● **Your instructions**
Give every line of the data again, unchanged, but with no pictures.

● **Raw records**
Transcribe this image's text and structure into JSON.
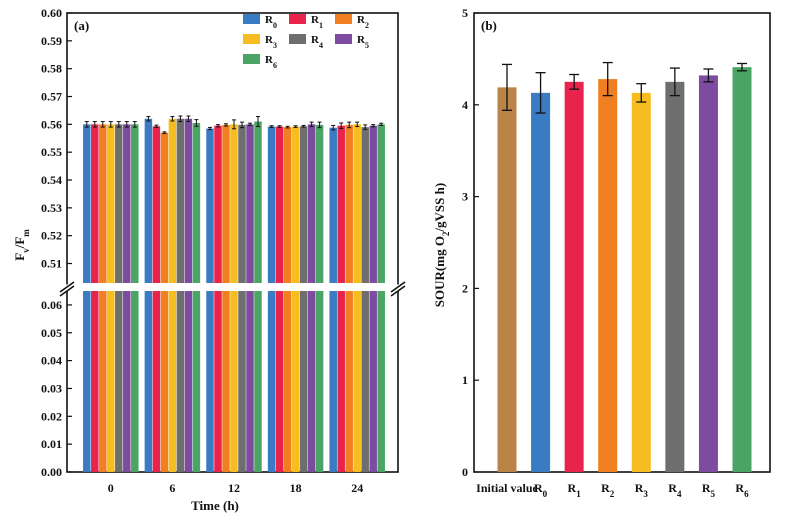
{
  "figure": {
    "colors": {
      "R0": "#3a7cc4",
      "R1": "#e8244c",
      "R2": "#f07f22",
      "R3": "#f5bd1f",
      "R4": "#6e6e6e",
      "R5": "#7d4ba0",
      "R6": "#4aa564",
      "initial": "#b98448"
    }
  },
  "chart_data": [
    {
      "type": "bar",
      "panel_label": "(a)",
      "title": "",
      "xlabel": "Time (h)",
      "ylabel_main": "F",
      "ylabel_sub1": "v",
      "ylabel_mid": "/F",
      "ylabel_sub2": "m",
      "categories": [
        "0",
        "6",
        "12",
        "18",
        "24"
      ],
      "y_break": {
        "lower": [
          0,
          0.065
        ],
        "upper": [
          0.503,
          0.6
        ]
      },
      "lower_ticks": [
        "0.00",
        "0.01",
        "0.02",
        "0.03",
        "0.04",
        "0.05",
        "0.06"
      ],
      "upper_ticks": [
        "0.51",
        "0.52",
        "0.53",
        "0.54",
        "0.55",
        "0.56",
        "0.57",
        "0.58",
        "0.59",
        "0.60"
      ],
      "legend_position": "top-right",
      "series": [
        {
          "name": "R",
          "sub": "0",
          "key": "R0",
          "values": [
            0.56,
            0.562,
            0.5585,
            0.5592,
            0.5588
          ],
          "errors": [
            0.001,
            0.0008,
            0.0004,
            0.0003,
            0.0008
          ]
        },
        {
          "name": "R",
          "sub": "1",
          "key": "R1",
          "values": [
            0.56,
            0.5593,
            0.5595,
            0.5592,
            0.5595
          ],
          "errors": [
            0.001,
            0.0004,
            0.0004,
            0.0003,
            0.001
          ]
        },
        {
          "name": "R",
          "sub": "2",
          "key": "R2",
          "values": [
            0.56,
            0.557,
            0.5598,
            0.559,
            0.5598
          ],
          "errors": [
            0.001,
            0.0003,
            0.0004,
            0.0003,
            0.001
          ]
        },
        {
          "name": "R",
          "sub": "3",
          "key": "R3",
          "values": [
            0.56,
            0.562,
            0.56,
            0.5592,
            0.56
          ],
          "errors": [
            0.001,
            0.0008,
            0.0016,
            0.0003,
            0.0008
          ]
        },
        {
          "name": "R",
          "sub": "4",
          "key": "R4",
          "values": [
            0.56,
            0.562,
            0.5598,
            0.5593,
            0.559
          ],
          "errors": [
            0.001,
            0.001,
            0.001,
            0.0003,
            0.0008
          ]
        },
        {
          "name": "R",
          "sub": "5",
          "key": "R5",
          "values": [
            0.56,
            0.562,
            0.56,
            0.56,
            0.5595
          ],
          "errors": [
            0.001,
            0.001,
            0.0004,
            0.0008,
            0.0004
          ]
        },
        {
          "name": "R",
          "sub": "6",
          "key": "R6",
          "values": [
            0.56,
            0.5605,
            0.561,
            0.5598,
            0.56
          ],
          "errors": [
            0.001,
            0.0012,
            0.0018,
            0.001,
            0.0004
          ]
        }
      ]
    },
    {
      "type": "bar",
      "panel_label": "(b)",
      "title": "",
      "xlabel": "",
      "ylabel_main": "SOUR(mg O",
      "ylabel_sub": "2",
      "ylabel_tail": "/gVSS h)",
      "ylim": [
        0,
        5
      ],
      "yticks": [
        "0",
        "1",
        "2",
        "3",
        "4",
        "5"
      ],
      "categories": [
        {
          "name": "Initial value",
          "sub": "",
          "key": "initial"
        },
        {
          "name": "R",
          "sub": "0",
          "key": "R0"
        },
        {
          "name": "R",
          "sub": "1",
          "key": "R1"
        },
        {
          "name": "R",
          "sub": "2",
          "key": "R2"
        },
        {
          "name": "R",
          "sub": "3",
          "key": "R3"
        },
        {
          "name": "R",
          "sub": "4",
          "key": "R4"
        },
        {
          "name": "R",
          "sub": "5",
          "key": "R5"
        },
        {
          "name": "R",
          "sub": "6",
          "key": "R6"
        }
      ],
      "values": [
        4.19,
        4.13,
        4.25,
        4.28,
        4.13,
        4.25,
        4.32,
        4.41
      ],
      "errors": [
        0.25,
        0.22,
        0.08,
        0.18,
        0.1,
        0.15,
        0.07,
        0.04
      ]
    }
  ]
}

● **Response to the exercise**
Transcribe this image's text and structure into JSON.
{
  "figure": {
    "colors": {
      "R0": "#3a7cc4",
      "R1": "#e8244c",
      "R2": "#f07f22",
      "R3": "#f5bd1f",
      "R4": "#6e6e6e",
      "R5": "#7d4ba0",
      "R6": "#4aa564",
      "initial": "#b98448"
    }
  },
  "chart_data": [
    {
      "type": "bar",
      "panel_label": "(a)",
      "title": "",
      "xlabel": "Time (h)",
      "ylabel_main": "F",
      "ylabel_sub1": "v",
      "ylabel_mid": "/F",
      "ylabel_sub2": "m",
      "categories": [
        "0",
        "6",
        "12",
        "18",
        "24"
      ],
      "y_break": {
        "lower": [
          0,
          0.065
        ],
        "upper": [
          0.503,
          0.6
        ]
      },
      "lower_ticks": [
        "0.00",
        "0.01",
        "0.02",
        "0.03",
        "0.04",
        "0.05",
        "0.06"
      ],
      "upper_ticks": [
        "0.51",
        "0.52",
        "0.53",
        "0.54",
        "0.55",
        "0.56",
        "0.57",
        "0.58",
        "0.59",
        "0.60"
      ],
      "legend_position": "top-right",
      "series": [
        {
          "name": "R",
          "sub": "0",
          "key": "R0",
          "values": [
            0.56,
            0.562,
            0.5585,
            0.5592,
            0.5588
          ],
          "errors": [
            0.001,
            0.0008,
            0.0004,
            0.0003,
            0.0008
          ]
        },
        {
          "name": "R",
          "sub": "1",
          "key": "R1",
          "values": [
            0.56,
            0.5593,
            0.5595,
            0.5592,
            0.5595
          ],
          "errors": [
            0.001,
            0.0004,
            0.0004,
            0.0003,
            0.001
          ]
        },
        {
          "name": "R",
          "sub": "2",
          "key": "R2",
          "values": [
            0.56,
            0.557,
            0.5598,
            0.559,
            0.5598
          ],
          "errors": [
            0.001,
            0.0003,
            0.0004,
            0.0003,
            0.001
          ]
        },
        {
          "name": "R",
          "sub": "3",
          "key": "R3",
          "values": [
            0.56,
            0.562,
            0.56,
            0.5592,
            0.56
          ],
          "errors": [
            0.001,
            0.0008,
            0.0016,
            0.0003,
            0.0008
          ]
        },
        {
          "name": "R",
          "sub": "4",
          "key": "R4",
          "values": [
            0.56,
            0.562,
            0.5598,
            0.5593,
            0.559
          ],
          "errors": [
            0.001,
            0.001,
            0.001,
            0.0003,
            0.0008
          ]
        },
        {
          "name": "R",
          "sub": "5",
          "key": "R5",
          "values": [
            0.56,
            0.562,
            0.56,
            0.56,
            0.5595
          ],
          "errors": [
            0.001,
            0.001,
            0.0004,
            0.0008,
            0.0004
          ]
        },
        {
          "name": "R",
          "sub": "6",
          "key": "R6",
          "values": [
            0.56,
            0.5605,
            0.561,
            0.5598,
            0.56
          ],
          "errors": [
            0.001,
            0.0012,
            0.0018,
            0.001,
            0.0004
          ]
        }
      ]
    },
    {
      "type": "bar",
      "panel_label": "(b)",
      "title": "",
      "xlabel": "",
      "ylabel_main": "SOUR(mg O",
      "ylabel_sub": "2",
      "ylabel_tail": "/gVSS h)",
      "ylim": [
        0,
        5
      ],
      "yticks": [
        "0",
        "1",
        "2",
        "3",
        "4",
        "5"
      ],
      "categories": [
        {
          "name": "Initial value",
          "sub": "",
          "key": "initial"
        },
        {
          "name": "R",
          "sub": "0",
          "key": "R0"
        },
        {
          "name": "R",
          "sub": "1",
          "key": "R1"
        },
        {
          "name": "R",
          "sub": "2",
          "key": "R2"
        },
        {
          "name": "R",
          "sub": "3",
          "key": "R3"
        },
        {
          "name": "R",
          "sub": "4",
          "key": "R4"
        },
        {
          "name": "R",
          "sub": "5",
          "key": "R5"
        },
        {
          "name": "R",
          "sub": "6",
          "key": "R6"
        }
      ],
      "values": [
        4.19,
        4.13,
        4.25,
        4.28,
        4.13,
        4.25,
        4.32,
        4.41
      ],
      "errors": [
        0.25,
        0.22,
        0.08,
        0.18,
        0.1,
        0.15,
        0.07,
        0.04
      ]
    }
  ]
}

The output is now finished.